Aim of the task:
Pick out every line of the entries below where "time" occurs, and copy those lines.

Extracted records:
────────
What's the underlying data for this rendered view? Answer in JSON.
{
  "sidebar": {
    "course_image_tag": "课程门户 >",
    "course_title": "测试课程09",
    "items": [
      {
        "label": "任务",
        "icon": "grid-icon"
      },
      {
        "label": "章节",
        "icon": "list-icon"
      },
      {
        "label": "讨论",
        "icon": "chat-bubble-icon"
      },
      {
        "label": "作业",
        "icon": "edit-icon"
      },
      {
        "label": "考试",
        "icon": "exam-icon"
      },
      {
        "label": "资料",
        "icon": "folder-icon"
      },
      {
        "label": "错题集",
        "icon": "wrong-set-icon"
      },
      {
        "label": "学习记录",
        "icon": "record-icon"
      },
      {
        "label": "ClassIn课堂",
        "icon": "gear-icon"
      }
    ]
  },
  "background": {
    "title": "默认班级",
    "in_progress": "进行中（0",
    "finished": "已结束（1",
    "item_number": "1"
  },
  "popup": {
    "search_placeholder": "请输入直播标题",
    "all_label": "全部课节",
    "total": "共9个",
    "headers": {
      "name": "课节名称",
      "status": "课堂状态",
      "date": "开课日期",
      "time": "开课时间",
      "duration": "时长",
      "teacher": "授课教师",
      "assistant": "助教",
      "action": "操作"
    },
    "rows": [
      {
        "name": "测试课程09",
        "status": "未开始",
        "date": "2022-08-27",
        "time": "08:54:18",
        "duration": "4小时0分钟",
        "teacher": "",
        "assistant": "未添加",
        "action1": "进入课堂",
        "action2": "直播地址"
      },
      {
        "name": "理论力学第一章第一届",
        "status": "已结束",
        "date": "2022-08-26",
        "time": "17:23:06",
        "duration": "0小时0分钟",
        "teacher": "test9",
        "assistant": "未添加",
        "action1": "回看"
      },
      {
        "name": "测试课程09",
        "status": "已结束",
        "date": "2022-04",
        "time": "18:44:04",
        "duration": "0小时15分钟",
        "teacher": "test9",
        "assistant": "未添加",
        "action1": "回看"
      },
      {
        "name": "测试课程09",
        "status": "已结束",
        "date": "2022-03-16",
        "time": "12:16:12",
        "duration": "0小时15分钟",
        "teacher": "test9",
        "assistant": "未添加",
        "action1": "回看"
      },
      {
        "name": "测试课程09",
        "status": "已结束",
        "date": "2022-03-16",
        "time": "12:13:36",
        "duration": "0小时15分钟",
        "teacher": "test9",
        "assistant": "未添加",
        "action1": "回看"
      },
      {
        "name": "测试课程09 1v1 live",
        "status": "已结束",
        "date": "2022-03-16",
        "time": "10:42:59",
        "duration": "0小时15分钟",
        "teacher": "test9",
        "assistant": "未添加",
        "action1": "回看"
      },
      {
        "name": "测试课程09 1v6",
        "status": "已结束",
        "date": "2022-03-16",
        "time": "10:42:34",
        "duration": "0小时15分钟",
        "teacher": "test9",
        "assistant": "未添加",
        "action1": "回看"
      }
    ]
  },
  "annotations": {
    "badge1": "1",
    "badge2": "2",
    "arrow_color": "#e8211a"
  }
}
────────
Written answer:
      "time": "开课时间",
        "time": "08:54:18",
        "time": "17:23:06",
        "time": "18:44:04",
        "time": "12:16:12",
        "time": "12:13:36",
        "time": "10:42:59",
        "time": "10:42:34",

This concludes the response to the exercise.